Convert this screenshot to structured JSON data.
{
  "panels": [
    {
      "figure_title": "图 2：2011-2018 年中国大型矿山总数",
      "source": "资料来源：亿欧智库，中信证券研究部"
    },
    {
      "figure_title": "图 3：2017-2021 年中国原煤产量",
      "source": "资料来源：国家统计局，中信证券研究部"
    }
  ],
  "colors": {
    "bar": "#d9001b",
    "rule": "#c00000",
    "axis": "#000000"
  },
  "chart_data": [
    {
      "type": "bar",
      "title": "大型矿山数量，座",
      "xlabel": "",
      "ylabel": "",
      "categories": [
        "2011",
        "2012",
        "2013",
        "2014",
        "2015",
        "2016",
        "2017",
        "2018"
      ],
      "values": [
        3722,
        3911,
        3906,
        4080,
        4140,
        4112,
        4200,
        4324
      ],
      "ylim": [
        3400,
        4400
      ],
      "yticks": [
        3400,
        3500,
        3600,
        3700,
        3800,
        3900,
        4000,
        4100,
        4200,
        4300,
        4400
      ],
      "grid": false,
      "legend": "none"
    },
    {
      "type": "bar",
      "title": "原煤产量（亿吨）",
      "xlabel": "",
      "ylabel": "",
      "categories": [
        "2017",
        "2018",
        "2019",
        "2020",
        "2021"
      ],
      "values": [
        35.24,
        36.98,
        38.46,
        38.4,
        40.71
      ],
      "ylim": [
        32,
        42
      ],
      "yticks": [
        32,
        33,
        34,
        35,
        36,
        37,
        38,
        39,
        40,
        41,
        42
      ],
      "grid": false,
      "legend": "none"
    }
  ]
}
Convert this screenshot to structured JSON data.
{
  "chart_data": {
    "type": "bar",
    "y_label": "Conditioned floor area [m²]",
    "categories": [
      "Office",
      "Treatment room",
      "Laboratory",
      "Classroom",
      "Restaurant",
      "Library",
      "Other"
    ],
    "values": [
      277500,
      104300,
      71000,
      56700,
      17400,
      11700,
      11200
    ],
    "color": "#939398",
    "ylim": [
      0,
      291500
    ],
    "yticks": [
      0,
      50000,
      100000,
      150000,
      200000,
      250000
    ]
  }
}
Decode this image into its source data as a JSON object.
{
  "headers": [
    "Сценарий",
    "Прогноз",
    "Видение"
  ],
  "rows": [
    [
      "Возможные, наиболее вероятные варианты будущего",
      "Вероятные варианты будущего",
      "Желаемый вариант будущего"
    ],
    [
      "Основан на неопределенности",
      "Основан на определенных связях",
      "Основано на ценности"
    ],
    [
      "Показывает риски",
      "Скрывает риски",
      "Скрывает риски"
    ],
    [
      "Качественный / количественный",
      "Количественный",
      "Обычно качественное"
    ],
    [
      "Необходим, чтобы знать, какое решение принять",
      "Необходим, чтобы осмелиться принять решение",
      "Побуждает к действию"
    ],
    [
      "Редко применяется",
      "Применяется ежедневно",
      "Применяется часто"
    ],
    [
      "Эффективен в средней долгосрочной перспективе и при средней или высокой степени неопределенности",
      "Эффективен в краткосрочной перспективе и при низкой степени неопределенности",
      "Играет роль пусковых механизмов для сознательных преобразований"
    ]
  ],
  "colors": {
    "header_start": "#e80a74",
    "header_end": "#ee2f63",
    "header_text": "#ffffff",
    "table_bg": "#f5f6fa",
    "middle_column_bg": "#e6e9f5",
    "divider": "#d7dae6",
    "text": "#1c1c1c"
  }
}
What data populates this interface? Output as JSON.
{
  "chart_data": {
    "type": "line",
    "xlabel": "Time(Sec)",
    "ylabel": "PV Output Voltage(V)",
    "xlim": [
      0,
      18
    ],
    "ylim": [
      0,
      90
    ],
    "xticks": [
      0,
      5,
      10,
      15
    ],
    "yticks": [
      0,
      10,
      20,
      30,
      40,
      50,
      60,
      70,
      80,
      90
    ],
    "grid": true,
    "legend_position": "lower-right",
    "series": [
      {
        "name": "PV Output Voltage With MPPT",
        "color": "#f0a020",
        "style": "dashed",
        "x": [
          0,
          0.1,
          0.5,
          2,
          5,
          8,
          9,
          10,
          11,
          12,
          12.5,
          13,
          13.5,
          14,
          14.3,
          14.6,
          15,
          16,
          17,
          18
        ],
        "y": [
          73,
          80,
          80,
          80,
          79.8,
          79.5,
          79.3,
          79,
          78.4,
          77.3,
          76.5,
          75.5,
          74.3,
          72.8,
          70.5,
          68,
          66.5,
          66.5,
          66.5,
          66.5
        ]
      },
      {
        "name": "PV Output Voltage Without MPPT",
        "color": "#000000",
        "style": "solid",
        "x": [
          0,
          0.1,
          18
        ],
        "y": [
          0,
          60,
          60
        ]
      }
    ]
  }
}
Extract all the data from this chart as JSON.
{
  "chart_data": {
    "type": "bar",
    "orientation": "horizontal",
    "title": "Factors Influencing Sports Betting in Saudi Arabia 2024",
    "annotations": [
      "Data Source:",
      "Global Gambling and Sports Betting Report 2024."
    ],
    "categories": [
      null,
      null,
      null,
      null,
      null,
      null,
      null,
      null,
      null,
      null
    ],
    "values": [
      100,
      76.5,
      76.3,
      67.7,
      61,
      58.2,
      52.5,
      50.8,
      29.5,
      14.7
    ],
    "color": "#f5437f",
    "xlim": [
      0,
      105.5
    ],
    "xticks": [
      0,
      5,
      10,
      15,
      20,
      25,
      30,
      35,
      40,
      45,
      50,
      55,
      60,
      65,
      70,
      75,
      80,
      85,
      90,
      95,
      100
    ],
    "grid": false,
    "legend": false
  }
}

----------

WHAT TO WORK ON:
Emit the records above again, exactly, with no line skipped.

ANSWER:
Convert this screenshot to structured JSON data.
{
  "panels": [
    {
      "figure_title": "图 2：2011-2018 年中国大型矿山总数",
      "source": "资料来源：亿欧智库，中信证券研究部"
    },
    {
      "figure_title": "图 3：2017-2021 年中国原煤产量",
      "source": "资料来源：国家统计局，中信证券研究部"
    }
  ],
  "colors": {
    "bar": "#d9001b",
    "rule": "#c00000",
    "axis": "#000000"
  },
  "chart_data": [
    {
      "type": "bar",
      "title": "大型矿山数量，座",
      "xlabel": "",
      "ylabel": "",
      "categories": [
        "2011",
        "2012",
        "2013",
        "2014",
        "2015",
        "2016",
        "2017",
        "2018"
      ],
      "values": [
        3722,
        3911,
        3906,
        4080,
        4140,
        4112,
        4200,
        4324
      ],
      "ylim": [
        3400,
        4400
      ],
      "yticks": [
        3400,
        3500,
        3600,
        3700,
        3800,
        3900,
        4000,
        4100,
        4200,
        4300,
        4400
      ],
      "grid": false,
      "legend": "none"
    },
    {
      "type": "bar",
      "title": "原煤产量（亿吨）",
      "xlabel": "",
      "ylabel": "",
      "categories": [
        "2017",
        "2018",
        "2019",
        "2020",
        "2021"
      ],
      "values": [
        35.24,
        36.98,
        38.46,
        38.4,
        40.71
      ],
      "ylim": [
        32,
        42
      ],
      "yticks": [
        32,
        33,
        34,
        35,
        36,
        37,
        38,
        39,
        40,
        41,
        42
      ],
      "grid": false,
      "legend": "none"
    }
  ]
}
Convert this screenshot to structured JSON data.
{
  "chart_data": {
    "type": "bar",
    "y_label": "Conditioned floor area [m²]",
    "categories": [
      "Office",
      "Treatment room",
      "Laboratory",
      "Classroom",
      "Restaurant",
      "Library",
      "Other"
    ],
    "values": [
      277500,
      104300,
      71000,
      56700,
      17400,
      11700,
      11200
    ],
    "color": "#939398",
    "ylim": [
      0,
      291500
    ],
    "yticks": [
      0,
      50000,
      100000,
      150000,
      200000,
      250000
    ]
  }
}
Decode this image into its source data as a JSON object.
{
  "headers": [
    "Сценарий",
    "Прогноз",
    "Видение"
  ],
  "rows": [
    [
      "Возможные, наиболее вероятные варианты будущего",
      "Вероятные варианты будущего",
      "Желаемый вариант будущего"
    ],
    [
      "Основан на неопределенности",
      "Основан на определенных связях",
      "Основано на ценности"
    ],
    [
      "Показывает риски",
      "Скрывает риски",
      "Скрывает риски"
    ],
    [
      "Качественный / количественный",
      "Количественный",
      "Обычно качественное"
    ],
    [
      "Необходим, чтобы знать, какое решение принять",
      "Необходим, чтобы осмелиться принять решение",
      "Побуждает к действию"
    ],
    [
      "Редко применяется",
      "Применяется ежедневно",
      "Применяется часто"
    ],
    [
      "Эффективен в средней долгосрочной перспективе и при средней или высокой степени неопределенности",
      "Эффективен в краткосрочной перспективе и при низкой степени неопределенности",
      "Играет роль пусковых механизмов для сознательных преобразований"
    ]
  ],
  "colors": {
    "header_start": "#e80a74",
    "header_end": "#ee2f63",
    "header_text": "#ffffff",
    "table_bg": "#f5f6fa",
    "middle_column_bg": "#e6e9f5",
    "divider": "#d7dae6",
    "text": "#1c1c1c"
  }
}
What data populates this interface? Output as JSON.
{
  "chart_data": {
    "type": "line",
    "xlabel": "Time(Sec)",
    "ylabel": "PV Output Voltage(V)",
    "xlim": [
      0,
      18
    ],
    "ylim": [
      0,
      90
    ],
    "xticks": [
      0,
      5,
      10,
      15
    ],
    "yticks": [
      0,
      10,
      20,
      30,
      40,
      50,
      60,
      70,
      80,
      90
    ],
    "grid": true,
    "legend_position": "lower-right",
    "series": [
      {
        "name": "PV Output Voltage With MPPT",
        "color": "#f0a020",
        "style": "dashed",
        "x": [
          0,
          0.1,
          0.5,
          2,
          5,
          8,
          9,
          10,
          11,
          12,
          12.5,
          13,
          13.5,
          14,
          14.3,
          14.6,
          15,
          16,
          17,
          18
        ],
        "y": [
          73,
          80,
          80,
          80,
          79.8,
          79.5,
          79.3,
          79,
          78.4,
          77.3,
          76.5,
          75.5,
          74.3,
          72.8,
          70.5,
          68,
          66.5,
          66.5,
          66.5,
          66.5
        ]
      },
      {
        "name": "PV Output Voltage Without MPPT",
        "color": "#000000",
        "style": "solid",
        "x": [
          0,
          0.1,
          18
        ],
        "y": [
          0,
          60,
          60
        ]
      }
    ]
  }
}
Extract all the data from this chart as JSON.
{
  "chart_data": {
    "type": "bar",
    "orientation": "horizontal",
    "title": "Factors Influencing Sports Betting in Saudi Arabia 2024",
    "annotations": [
      "Data Source:",
      "Global Gambling and Sports Betting Report 2024."
    ],
    "categories": [
      null,
      null,
      null,
      null,
      null,
      null,
      null,
      null,
      null,
      null
    ],
    "values": [
      100,
      76.5,
      76.3,
      67.7,
      61,
      58.2,
      52.5,
      50.8,
      29.5,
      14.7
    ],
    "color": "#f5437f",
    "xlim": [
      0,
      105.5
    ],
    "xticks": [
      0,
      5,
      10,
      15,
      20,
      25,
      30,
      35,
      40,
      45,
      50,
      55,
      60,
      65,
      70,
      75,
      80,
      85,
      90,
      95,
      100
    ],
    "grid": false,
    "legend": false
  }
}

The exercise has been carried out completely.